# Task objective
Output every entry exactly as written, skipping any pictures.

[Data tied to figure images]
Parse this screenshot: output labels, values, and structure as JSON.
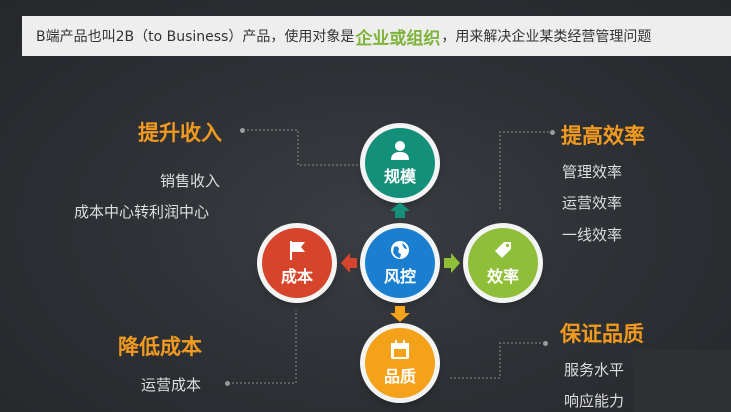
{
  "banner": {
    "prefix": "B端产品也叫2B（to Business）产品，使用对象是",
    "highlight": "企业或组织",
    "suffix": "，用来解决企业某类经营管理问题"
  },
  "nodes": {
    "top": "规模",
    "center": "风控",
    "left": "成本",
    "right": "效率",
    "bottom": "品质"
  },
  "sections": {
    "top_left": {
      "title": "提升收入",
      "items": [
        "销售收入",
        "成本中心转利润中心"
      ]
    },
    "top_right": {
      "title": "提高效率",
      "items": [
        "管理效率",
        "运营效率",
        "一线效率"
      ]
    },
    "bottom_left": {
      "title": "降低成本",
      "items": [
        "运营成本"
      ]
    },
    "bottom_right": {
      "title": "保证品质",
      "items": [
        "服务水平",
        "响应能力"
      ]
    }
  },
  "colors": {
    "top": "#14907a",
    "center": "#1a7fd0",
    "left": "#d6452b",
    "right": "#8fbe38",
    "bottom": "#f5a21b",
    "accent": "#f29a1f",
    "highlight": "#7fb33b"
  },
  "icons": {
    "top": "user-icon",
    "center": "globe-icon",
    "left": "flag-icon",
    "right": "tag-icon",
    "bottom": "calendar-icon"
  }
}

# Exercise solution
Parse this screenshot: output labels, values, and structure as JSON.
{
  "banner": {
    "prefix": "B端产品也叫2B（to Business）产品，使用对象是",
    "highlight": "企业或组织",
    "suffix": "，用来解决企业某类经营管理问题"
  },
  "nodes": {
    "top": "规模",
    "center": "风控",
    "left": "成本",
    "right": "效率",
    "bottom": "品质"
  },
  "sections": {
    "top_left": {
      "title": "提升收入",
      "items": [
        "销售收入",
        "成本中心转利润中心"
      ]
    },
    "top_right": {
      "title": "提高效率",
      "items": [
        "管理效率",
        "运营效率",
        "一线效率"
      ]
    },
    "bottom_left": {
      "title": "降低成本",
      "items": [
        "运营成本"
      ]
    },
    "bottom_right": {
      "title": "保证品质",
      "items": [
        "服务水平",
        "响应能力"
      ]
    }
  },
  "colors": {
    "top": "#14907a",
    "center": "#1a7fd0",
    "left": "#d6452b",
    "right": "#8fbe38",
    "bottom": "#f5a21b",
    "accent": "#f29a1f",
    "highlight": "#7fb33b"
  },
  "icons": {
    "top": "user-icon",
    "center": "globe-icon",
    "left": "flag-icon",
    "right": "tag-icon",
    "bottom": "calendar-icon"
  }
}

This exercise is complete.